Dataset records:
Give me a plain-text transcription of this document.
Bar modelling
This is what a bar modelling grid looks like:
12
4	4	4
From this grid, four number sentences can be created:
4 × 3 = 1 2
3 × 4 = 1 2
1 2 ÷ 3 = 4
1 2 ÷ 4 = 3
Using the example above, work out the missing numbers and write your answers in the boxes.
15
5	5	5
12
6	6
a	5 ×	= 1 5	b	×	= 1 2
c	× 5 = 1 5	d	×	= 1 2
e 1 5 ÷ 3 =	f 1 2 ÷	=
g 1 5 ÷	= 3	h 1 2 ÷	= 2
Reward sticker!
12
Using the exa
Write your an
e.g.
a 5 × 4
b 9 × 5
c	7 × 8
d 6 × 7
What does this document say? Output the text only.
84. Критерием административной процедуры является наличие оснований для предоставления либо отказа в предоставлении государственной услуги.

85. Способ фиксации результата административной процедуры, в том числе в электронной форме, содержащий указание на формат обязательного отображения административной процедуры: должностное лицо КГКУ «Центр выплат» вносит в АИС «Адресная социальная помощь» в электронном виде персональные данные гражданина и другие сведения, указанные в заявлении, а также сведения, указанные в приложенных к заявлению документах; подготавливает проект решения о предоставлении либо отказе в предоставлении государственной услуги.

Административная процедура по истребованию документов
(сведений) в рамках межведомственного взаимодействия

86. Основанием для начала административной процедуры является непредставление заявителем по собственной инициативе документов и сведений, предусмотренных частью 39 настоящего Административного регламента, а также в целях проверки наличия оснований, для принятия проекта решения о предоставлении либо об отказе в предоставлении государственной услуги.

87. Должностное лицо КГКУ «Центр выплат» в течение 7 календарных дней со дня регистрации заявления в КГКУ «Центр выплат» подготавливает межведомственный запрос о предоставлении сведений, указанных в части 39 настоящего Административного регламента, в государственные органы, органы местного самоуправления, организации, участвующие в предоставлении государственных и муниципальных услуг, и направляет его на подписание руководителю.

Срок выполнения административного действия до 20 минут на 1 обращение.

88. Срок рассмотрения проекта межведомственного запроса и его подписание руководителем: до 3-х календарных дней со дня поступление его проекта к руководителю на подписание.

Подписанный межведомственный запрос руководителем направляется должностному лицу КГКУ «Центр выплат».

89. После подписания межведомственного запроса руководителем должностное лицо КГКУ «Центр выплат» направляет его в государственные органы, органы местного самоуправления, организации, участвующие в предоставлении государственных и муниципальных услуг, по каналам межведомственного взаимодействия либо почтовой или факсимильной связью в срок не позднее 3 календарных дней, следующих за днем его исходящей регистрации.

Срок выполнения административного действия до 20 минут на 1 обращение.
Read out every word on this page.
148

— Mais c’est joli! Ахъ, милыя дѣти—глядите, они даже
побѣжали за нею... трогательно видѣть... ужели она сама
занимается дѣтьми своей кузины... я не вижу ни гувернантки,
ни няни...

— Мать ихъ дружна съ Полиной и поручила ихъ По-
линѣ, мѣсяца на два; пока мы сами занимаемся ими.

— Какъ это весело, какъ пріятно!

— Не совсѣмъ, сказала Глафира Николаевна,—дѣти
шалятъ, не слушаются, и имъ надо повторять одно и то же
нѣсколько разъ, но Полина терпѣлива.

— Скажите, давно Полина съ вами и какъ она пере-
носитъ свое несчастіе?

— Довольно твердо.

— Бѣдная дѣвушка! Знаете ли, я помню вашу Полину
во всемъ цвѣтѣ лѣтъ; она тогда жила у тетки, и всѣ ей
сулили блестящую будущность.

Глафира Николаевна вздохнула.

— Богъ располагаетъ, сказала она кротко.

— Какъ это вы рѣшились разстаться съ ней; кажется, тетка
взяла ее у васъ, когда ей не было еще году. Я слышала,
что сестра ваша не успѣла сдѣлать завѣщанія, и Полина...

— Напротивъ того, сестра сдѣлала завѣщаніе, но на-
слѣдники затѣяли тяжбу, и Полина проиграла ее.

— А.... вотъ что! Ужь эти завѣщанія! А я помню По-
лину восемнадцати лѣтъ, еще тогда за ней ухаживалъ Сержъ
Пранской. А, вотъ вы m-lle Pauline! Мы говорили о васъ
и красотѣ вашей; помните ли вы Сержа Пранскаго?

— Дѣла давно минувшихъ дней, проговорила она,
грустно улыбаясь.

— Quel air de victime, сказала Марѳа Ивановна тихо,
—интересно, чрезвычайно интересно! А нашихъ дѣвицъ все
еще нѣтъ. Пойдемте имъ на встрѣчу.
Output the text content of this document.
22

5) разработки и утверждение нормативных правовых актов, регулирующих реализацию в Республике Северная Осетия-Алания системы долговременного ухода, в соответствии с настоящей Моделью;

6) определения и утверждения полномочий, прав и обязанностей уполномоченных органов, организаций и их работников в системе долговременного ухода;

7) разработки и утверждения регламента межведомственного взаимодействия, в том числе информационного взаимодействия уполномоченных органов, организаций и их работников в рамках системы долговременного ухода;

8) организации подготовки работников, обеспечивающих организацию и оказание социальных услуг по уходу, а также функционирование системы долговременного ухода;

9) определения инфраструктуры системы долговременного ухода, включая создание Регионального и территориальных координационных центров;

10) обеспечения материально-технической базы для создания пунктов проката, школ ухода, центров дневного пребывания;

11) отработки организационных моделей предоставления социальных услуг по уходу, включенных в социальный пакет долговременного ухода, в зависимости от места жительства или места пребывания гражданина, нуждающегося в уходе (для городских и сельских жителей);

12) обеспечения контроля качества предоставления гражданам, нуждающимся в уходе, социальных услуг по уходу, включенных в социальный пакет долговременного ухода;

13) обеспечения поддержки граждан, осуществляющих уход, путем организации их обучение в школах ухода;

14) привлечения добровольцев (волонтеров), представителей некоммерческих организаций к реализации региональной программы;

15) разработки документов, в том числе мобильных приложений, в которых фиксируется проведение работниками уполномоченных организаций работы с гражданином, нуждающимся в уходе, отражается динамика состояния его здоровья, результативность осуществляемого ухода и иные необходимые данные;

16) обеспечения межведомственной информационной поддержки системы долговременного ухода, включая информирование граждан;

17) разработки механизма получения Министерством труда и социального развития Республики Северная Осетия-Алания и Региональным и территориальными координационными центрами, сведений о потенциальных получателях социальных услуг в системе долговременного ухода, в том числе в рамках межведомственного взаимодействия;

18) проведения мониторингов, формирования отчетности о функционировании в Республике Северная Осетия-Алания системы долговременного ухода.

What is being asked:
Copy every record above exactly as it appears.

Result of the task:
Give me a plain-text transcription of this document.
Bar modelling
This is what a bar modelling grid looks like:
12
4	4	4
From this grid, four number sentences can be created:
4 × 3 = 1 2
3 × 4 = 1 2
1 2 ÷ 3 = 4
1 2 ÷ 4 = 3
Using the example above, work out the missing numbers and write your answers in the boxes.
15
5	5	5
12
6	6
a	5 ×	= 1 5	b	×	= 1 2
c	× 5 = 1 5	d	×	= 1 2
e 1 5 ÷ 3 =	f 1 2 ÷	=
g 1 5 ÷	= 3	h 1 2 ÷	= 2
Reward sticker!
12
Using the exa
Write your an
e.g.
a 5 × 4
b 9 × 5
c	7 × 8
d 6 × 7
What does this document say? Output the text only.
84. Критерием административной процедуры является наличие оснований для предоставления либо отказа в предоставлении государственной услуги.

85. Способ фиксации результата административной процедуры, в том числе в электронной форме, содержащий указание на формат обязательного отображения административной процедуры: должностное лицо КГКУ «Центр выплат» вносит в АИС «Адресная социальная помощь» в электронном виде персональные данные гражданина и другие сведения, указанные в заявлении, а также сведения, указанные в приложенных к заявлению документах; подготавливает проект решения о предоставлении либо отказе в предоставлении государственной услуги.

Административная процедура по истребованию документов
(сведений) в рамках межведомственного взаимодействия

86. Основанием для начала административной процедуры является непредставление заявителем по собственной инициативе документов и сведений, предусмотренных частью 39 настоящего Административного регламента, а также в целях проверки наличия оснований, для принятия проекта решения о предоставлении либо об отказе в предоставлении государственной услуги.

87. Должностное лицо КГКУ «Центр выплат» в течение 7 календарных дней со дня регистрации заявления в КГКУ «Центр выплат» подготавливает межведомственный запрос о предоставлении сведений, указанных в части 39 настоящего Административного регламента, в государственные органы, органы местного самоуправления, организации, участвующие в предоставлении государственных и муниципальных услуг, и направляет его на подписание руководителю.

Срок выполнения административного действия до 20 минут на 1 обращение.

88. Срок рассмотрения проекта межведомственного запроса и его подписание руководителем: до 3-х календарных дней со дня поступление его проекта к руководителю на подписание.

Подписанный межведомственный запрос руководителем направляется должностному лицу КГКУ «Центр выплат».

89. После подписания межведомственного запроса руководителем должностное лицо КГКУ «Центр выплат» направляет его в государственные органы, органы местного самоуправления, организации, участвующие в предоставлении государственных и муниципальных услуг, по каналам межведомственного взаимодействия либо почтовой или факсимильной связью в срок не позднее 3 календарных дней, следующих за днем его исходящей регистрации.

Срок выполнения административного действия до 20 минут на 1 обращение.
Read out every word on this page.
148

— Mais c’est joli! Ахъ, милыя дѣти—глядите, они даже
побѣжали за нею... трогательно видѣть... ужели она сама
занимается дѣтьми своей кузины... я не вижу ни гувернантки,
ни няни...

— Мать ихъ дружна съ Полиной и поручила ихъ По-
линѣ, мѣсяца на два; пока мы сами занимаемся ими.

— Какъ это весело, какъ пріятно!

— Не совсѣмъ, сказала Глафира Николаевна,—дѣти
шалятъ, не слушаются, и имъ надо повторять одно и то же
нѣсколько разъ, но Полина терпѣлива.

— Скажите, давно Полина съ вами и какъ она пере-
носитъ свое несчастіе?

— Довольно твердо.

— Бѣдная дѣвушка! Знаете ли, я помню вашу Полину
во всемъ цвѣтѣ лѣтъ; она тогда жила у тетки, и всѣ ей
сулили блестящую будущность.

Глафира Николаевна вздохнула.

— Богъ располагаетъ, сказала она кротко.

— Какъ это вы рѣшились разстаться съ ней; кажется, тетка
взяла ее у васъ, когда ей не было еще году. Я слышала,
что сестра ваша не успѣла сдѣлать завѣщанія, и Полина...

— Напротивъ того, сестра сдѣлала завѣщаніе, но на-
слѣдники затѣяли тяжбу, и Полина проиграла ее.

— А.... вотъ что! Ужь эти завѣщанія! А я помню По-
лину восемнадцати лѣтъ, еще тогда за ней ухаживалъ Сержъ
Пранской. А, вотъ вы m-lle Pauline! Мы говорили о васъ
и красотѣ вашей; помните ли вы Сержа Пранскаго?

— Дѣла давно минувшихъ дней, проговорила она,
грустно улыбаясь.

— Quel air de victime, сказала Марѳа Ивановна тихо,
—интересно, чрезвычайно интересно! А нашихъ дѣвицъ все
еще нѣтъ. Пойдемте имъ на встрѣчу.
Output the text content of this document.
22

5) разработки и утверждение нормативных правовых актов, регулирующих реализацию в Республике Северная Осетия-Алания системы долговременного ухода, в соответствии с настоящей Моделью;

6) определения и утверждения полномочий, прав и обязанностей уполномоченных органов, организаций и их работников в системе долговременного ухода;

7) разработки и утверждения регламента межведомственного взаимодействия, в том числе информационного взаимодействия уполномоченных органов, организаций и их работников в рамках системы долговременного ухода;

8) организации подготовки работников, обеспечивающих организацию и оказание социальных услуг по уходу, а также функционирование системы долговременного ухода;

9) определения инфраструктуры системы долговременного ухода, включая создание Регионального и территориальных координационных центров;

10) обеспечения материально-технической базы для создания пунктов проката, школ ухода, центров дневного пребывания;

11) отработки организационных моделей предоставления социальных услуг по уходу, включенных в социальный пакет долговременного ухода, в зависимости от места жительства или места пребывания гражданина, нуждающегося в уходе (для городских и сельских жителей);

12) обеспечения контроля качества предоставления гражданам, нуждающимся в уходе, социальных услуг по уходу, включенных в социальный пакет долговременного ухода;

13) обеспечения поддержки граждан, осуществляющих уход, путем организации их обучение в школах ухода;

14) привлечения добровольцев (волонтеров), представителей некоммерческих организаций к реализации региональной программы;

15) разработки документов, в том числе мобильных приложений, в которых фиксируется проведение работниками уполномоченных организаций работы с гражданином, нуждающимся в уходе, отражается динамика состояния его здоровья, результативность осуществляемого ухода и иные необходимые данные;

16) обеспечения межведомственной информационной поддержки системы долговременного ухода, включая информирование граждан;

17) разработки механизма получения Министерством труда и социального развития Республики Северная Осетия-Алания и Региональным и территориальными координационными центрами, сведений о потенциальных получателях социальных услуг в системе долговременного ухода, в том числе в рамках межведомственного взаимодействия;

18) проведения мониторингов, формирования отчетности о функционировании в Республике Северная Осетия-Алания системы долговременного ухода.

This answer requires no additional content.